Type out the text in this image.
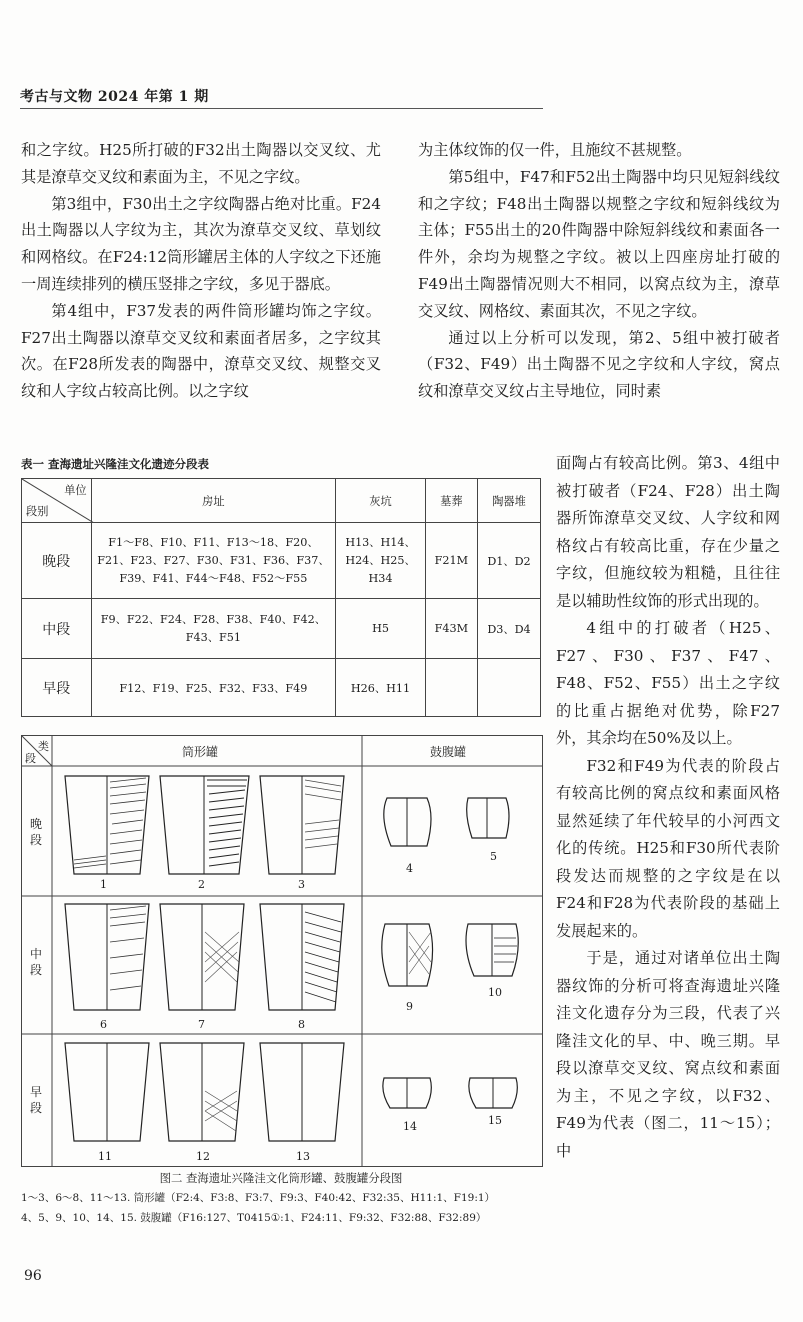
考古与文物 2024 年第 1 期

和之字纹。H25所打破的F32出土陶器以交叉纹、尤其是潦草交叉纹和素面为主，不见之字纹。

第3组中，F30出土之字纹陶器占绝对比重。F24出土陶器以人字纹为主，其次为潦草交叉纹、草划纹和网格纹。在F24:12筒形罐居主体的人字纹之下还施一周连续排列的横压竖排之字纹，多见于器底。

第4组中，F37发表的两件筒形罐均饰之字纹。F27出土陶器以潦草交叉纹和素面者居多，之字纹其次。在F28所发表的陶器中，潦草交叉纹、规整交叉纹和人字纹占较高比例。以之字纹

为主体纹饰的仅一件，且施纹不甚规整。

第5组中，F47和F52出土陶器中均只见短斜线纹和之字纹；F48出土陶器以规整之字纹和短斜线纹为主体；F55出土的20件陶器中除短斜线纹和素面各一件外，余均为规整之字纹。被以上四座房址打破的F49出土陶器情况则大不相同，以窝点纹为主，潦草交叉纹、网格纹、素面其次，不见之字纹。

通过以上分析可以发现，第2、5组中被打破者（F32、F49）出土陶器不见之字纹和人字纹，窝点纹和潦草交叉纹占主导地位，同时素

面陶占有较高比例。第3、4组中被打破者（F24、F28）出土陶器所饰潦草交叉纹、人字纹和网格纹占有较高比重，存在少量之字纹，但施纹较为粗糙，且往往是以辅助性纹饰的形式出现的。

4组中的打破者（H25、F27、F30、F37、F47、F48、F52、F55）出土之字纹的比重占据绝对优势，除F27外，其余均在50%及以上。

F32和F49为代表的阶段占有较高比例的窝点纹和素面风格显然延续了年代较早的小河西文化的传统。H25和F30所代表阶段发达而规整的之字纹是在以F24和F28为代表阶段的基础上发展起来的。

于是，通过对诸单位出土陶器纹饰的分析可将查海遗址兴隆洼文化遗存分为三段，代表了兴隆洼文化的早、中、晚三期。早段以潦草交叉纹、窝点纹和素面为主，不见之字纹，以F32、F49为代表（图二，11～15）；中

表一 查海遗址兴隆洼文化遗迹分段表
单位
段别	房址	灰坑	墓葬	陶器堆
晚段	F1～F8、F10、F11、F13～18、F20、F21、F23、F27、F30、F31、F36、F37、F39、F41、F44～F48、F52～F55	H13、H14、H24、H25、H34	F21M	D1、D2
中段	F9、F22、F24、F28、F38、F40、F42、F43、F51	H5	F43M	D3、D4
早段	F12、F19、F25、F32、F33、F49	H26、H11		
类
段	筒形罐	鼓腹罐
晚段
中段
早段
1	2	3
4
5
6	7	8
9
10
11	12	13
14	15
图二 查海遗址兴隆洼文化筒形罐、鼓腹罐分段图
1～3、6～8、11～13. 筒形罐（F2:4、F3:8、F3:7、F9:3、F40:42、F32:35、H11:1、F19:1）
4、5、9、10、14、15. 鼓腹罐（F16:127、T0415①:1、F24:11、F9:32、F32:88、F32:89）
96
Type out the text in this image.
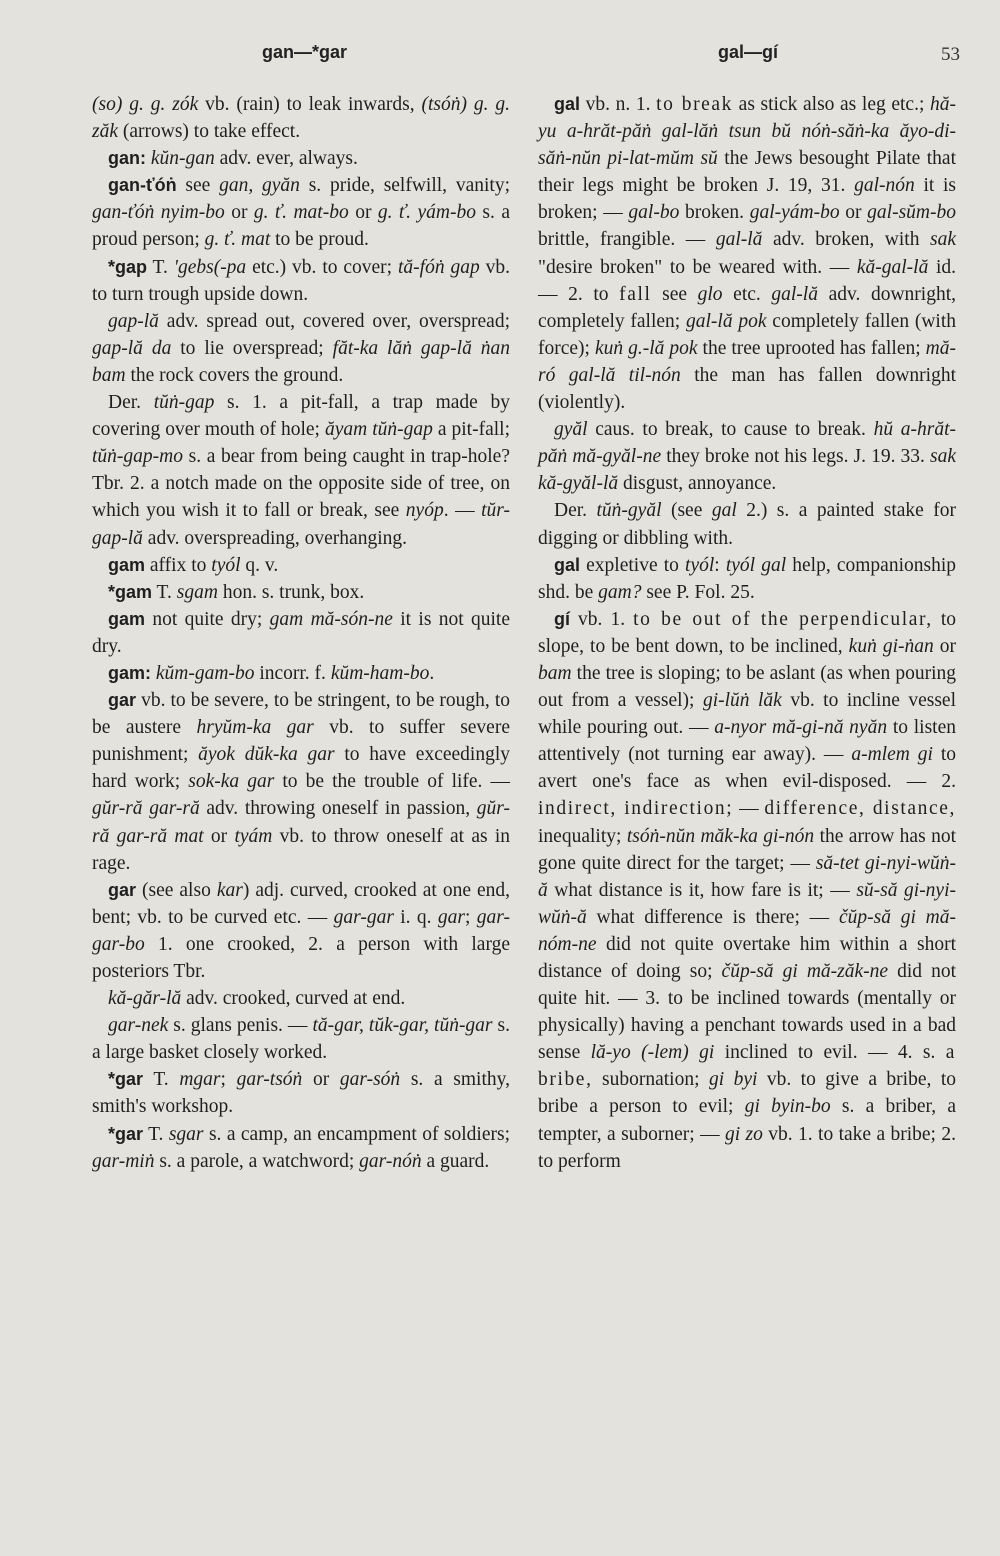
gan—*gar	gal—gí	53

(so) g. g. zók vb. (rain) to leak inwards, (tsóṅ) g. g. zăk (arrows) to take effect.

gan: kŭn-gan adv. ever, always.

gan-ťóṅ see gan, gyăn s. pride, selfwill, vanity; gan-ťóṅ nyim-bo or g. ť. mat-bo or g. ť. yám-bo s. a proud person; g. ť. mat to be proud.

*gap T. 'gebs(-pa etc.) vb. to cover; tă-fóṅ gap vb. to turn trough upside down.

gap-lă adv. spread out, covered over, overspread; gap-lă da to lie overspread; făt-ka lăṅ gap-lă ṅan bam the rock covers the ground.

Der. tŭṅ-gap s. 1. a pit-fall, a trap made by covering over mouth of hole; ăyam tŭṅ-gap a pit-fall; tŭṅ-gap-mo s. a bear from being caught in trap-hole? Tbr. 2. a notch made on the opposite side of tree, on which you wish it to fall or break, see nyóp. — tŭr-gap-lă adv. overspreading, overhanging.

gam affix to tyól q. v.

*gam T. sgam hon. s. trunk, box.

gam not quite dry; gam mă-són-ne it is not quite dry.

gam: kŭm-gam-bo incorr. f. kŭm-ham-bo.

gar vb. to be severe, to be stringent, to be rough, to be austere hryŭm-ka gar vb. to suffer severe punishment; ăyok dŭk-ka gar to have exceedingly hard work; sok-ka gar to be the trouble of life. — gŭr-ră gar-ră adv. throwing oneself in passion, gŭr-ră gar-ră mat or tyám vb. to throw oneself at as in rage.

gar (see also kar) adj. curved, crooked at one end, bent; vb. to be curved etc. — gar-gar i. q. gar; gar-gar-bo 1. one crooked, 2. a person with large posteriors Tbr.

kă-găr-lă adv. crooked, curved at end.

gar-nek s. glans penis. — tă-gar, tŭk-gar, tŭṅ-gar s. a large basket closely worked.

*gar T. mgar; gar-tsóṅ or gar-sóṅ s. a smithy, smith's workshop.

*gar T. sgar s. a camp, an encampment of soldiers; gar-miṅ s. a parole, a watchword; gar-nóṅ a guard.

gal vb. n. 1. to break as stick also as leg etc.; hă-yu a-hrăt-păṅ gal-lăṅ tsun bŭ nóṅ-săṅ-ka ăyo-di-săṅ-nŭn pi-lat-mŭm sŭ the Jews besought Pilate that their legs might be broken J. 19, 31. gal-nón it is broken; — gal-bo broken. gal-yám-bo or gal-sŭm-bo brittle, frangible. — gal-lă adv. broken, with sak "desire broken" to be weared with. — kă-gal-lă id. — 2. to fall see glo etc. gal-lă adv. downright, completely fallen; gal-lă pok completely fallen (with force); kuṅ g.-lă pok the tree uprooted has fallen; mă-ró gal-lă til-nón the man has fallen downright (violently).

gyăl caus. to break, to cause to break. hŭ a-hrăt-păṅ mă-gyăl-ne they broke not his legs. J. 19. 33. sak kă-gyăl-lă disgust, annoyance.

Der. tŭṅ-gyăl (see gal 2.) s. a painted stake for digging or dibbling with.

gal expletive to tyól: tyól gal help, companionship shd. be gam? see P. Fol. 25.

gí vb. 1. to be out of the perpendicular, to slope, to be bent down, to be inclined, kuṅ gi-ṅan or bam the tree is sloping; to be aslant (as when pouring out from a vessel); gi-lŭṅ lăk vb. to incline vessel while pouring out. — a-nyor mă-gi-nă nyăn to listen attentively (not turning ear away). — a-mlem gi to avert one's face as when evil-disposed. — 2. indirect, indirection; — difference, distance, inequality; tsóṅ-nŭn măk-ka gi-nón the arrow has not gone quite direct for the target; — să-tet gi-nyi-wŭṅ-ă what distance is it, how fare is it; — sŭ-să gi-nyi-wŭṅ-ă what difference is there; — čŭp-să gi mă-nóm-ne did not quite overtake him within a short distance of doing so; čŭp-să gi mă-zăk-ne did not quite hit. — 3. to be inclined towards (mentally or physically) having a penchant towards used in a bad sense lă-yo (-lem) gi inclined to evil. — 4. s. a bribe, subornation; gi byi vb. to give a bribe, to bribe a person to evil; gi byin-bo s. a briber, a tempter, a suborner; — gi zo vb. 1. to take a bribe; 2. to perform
::::
Stated problem —
Could you repeat all of the material exactly? Pictures should not be copied.

The result —
Type out the text in this image.
考古与文物 2024 年第 1 期

和之字纹。H25所打破的F32出土陶器以交叉纹、尤其是潦草交叉纹和素面为主，不见之字纹。

第3组中，F30出土之字纹陶器占绝对比重。F24出土陶器以人字纹为主，其次为潦草交叉纹、草划纹和网格纹。在F24:12筒形罐居主体的人字纹之下还施一周连续排列的横压竖排之字纹，多见于器底。

第4组中，F37发表的两件筒形罐均饰之字纹。F27出土陶器以潦草交叉纹和素面者居多，之字纹其次。在F28所发表的陶器中，潦草交叉纹、规整交叉纹和人字纹占较高比例。以之字纹

为主体纹饰的仅一件，且施纹不甚规整。

第5组中，F47和F52出土陶器中均只见短斜线纹和之字纹；F48出土陶器以规整之字纹和短斜线纹为主体；F55出土的20件陶器中除短斜线纹和素面各一件外，余均为规整之字纹。被以上四座房址打破的F49出土陶器情况则大不相同，以窝点纹为主，潦草交叉纹、网格纹、素面其次，不见之字纹。

通过以上分析可以发现，第2、5组中被打破者（F32、F49）出土陶器不见之字纹和人字纹，窝点纹和潦草交叉纹占主导地位，同时素

面陶占有较高比例。第3、4组中被打破者（F24、F28）出土陶器所饰潦草交叉纹、人字纹和网格纹占有较高比重，存在少量之字纹，但施纹较为粗糙，且往往是以辅助性纹饰的形式出现的。

4组中的打破者（H25、F27、F30、F37、F47、F48、F52、F55）出土之字纹的比重占据绝对优势，除F27外，其余均在50%及以上。

F32和F49为代表的阶段占有较高比例的窝点纹和素面风格显然延续了年代较早的小河西文化的传统。H25和F30所代表阶段发达而规整的之字纹是在以F24和F28为代表阶段的基础上发展起来的。

于是，通过对诸单位出土陶器纹饰的分析可将查海遗址兴隆洼文化遗存分为三段，代表了兴隆洼文化的早、中、晚三期。早段以潦草交叉纹、窝点纹和素面为主，不见之字纹，以F32、F49为代表（图二，11～15）；中

表一 查海遗址兴隆洼文化遗迹分段表
单位
段别	房址	灰坑	墓葬	陶器堆
晚段	F1～F8、F10、F11、F13～18、F20、F21、F23、F27、F30、F31、F36、F37、F39、F41、F44～F48、F52～F55	H13、H14、H24、H25、H34	F21M	D1、D2
中段	F9、F22、F24、F28、F38、F40、F42、F43、F51	H5	F43M	D3、D4
早段	F12、F19、F25、F32、F33、F49	H26、H11		
类
段	筒形罐	鼓腹罐
晚段
中段
早段
1	2	3
4
5
6	7	8
9
10
11	12	13
14	15
图二 查海遗址兴隆洼文化筒形罐、鼓腹罐分段图
1～3、6～8、11～13. 筒形罐（F2:4、F3:8、F3:7、F9:3、F40:42、F32:35、H11:1、F19:1）
4、5、9、10、14、15. 鼓腹罐（F16:127、T0415①:1、F24:11、F9:32、F32:88、F32:89）
96
Type out the text in this image.
gan—*gar	gal—gí	53

(so) g. g. zók vb. (rain) to leak inwards, (tsóṅ) g. g. zăk (arrows) to take effect.

gan: kŭn-gan adv. ever, always.

gan-ťóṅ see gan, gyăn s. pride, selfwill, vanity; gan-ťóṅ nyim-bo or g. ť. mat-bo or g. ť. yám-bo s. a proud person; g. ť. mat to be proud.

*gap T. 'gebs(-pa etc.) vb. to cover; tă-fóṅ gap vb. to turn trough upside down.

gap-lă adv. spread out, covered over, overspread; gap-lă da to lie overspread; făt-ka lăṅ gap-lă ṅan bam the rock covers the ground.

Der. tŭṅ-gap s. 1. a pit-fall, a trap made by covering over mouth of hole; ăyam tŭṅ-gap a pit-fall; tŭṅ-gap-mo s. a bear from being caught in trap-hole? Tbr. 2. a notch made on the opposite side of tree, on which you wish it to fall or break, see nyóp. — tŭr-gap-lă adv. overspreading, overhanging.

gam affix to tyól q. v.

*gam T. sgam hon. s. trunk, box.

gam not quite dry; gam mă-són-ne it is not quite dry.

gam: kŭm-gam-bo incorr. f. kŭm-ham-bo.

gar vb. to be severe, to be stringent, to be rough, to be austere hryŭm-ka gar vb. to suffer severe punishment; ăyok dŭk-ka gar to have exceedingly hard work; sok-ka gar to be the trouble of life. — gŭr-ră gar-ră adv. throwing oneself in passion, gŭr-ră gar-ră mat or tyám vb. to throw oneself at as in rage.

gar (see also kar) adj. curved, crooked at one end, bent; vb. to be curved etc. — gar-gar i. q. gar; gar-gar-bo 1. one crooked, 2. a person with large posteriors Tbr.

kă-găr-lă adv. crooked, curved at end.

gar-nek s. glans penis. — tă-gar, tŭk-gar, tŭṅ-gar s. a large basket closely worked.

*gar T. mgar; gar-tsóṅ or gar-sóṅ s. a smithy, smith's workshop.

*gar T. sgar s. a camp, an encampment of soldiers; gar-miṅ s. a parole, a watchword; gar-nóṅ a guard.

gal vb. n. 1. to break as stick also as leg etc.; hă-yu a-hrăt-păṅ gal-lăṅ tsun bŭ nóṅ-săṅ-ka ăyo-di-săṅ-nŭn pi-lat-mŭm sŭ the Jews besought Pilate that their legs might be broken J. 19, 31. gal-nón it is broken; — gal-bo broken. gal-yám-bo or gal-sŭm-bo brittle, frangible. — gal-lă adv. broken, with sak "desire broken" to be weared with. — kă-gal-lă id. — 2. to fall see glo etc. gal-lă adv. downright, completely fallen; gal-lă pok completely fallen (with force); kuṅ g.-lă pok the tree uprooted has fallen; mă-ró gal-lă til-nón the man has fallen downright (violently).

gyăl caus. to break, to cause to break. hŭ a-hrăt-păṅ mă-gyăl-ne they broke not his legs. J. 19. 33. sak kă-gyăl-lă disgust, annoyance.

Der. tŭṅ-gyăl (see gal 2.) s. a painted stake for digging or dibbling with.

gal expletive to tyól: tyól gal help, companionship shd. be gam? see P. Fol. 25.

gí vb. 1. to be out of the perpendicular, to slope, to be bent down, to be inclined, kuṅ gi-ṅan or bam the tree is sloping; to be aslant (as when pouring out from a vessel); gi-lŭṅ lăk vb. to incline vessel while pouring out. — a-nyor mă-gi-nă nyăn to listen attentively (not turning ear away). — a-mlem gi to avert one's face as when evil-disposed. — 2. indirect, indirection; — difference, distance, inequality; tsóṅ-nŭn măk-ka gi-nón the arrow has not gone quite direct for the target; — să-tet gi-nyi-wŭṅ-ă what distance is it, how fare is it; — sŭ-să gi-nyi-wŭṅ-ă what difference is there; — čŭp-să gi mă-nóm-ne did not quite overtake him within a short distance of doing so; čŭp-să gi mă-zăk-ne did not quite hit. — 3. to be inclined towards (mentally or physically) having a penchant towards used in a bad sense lă-yo (-lem) gi inclined to evil. — 4. s. a bribe, subornation; gi byi vb. to give a bribe, to bribe a person to evil; gi byin-bo s. a briber, a tempter, a suborner; — gi zo vb. 1. to take a bribe; 2. to perform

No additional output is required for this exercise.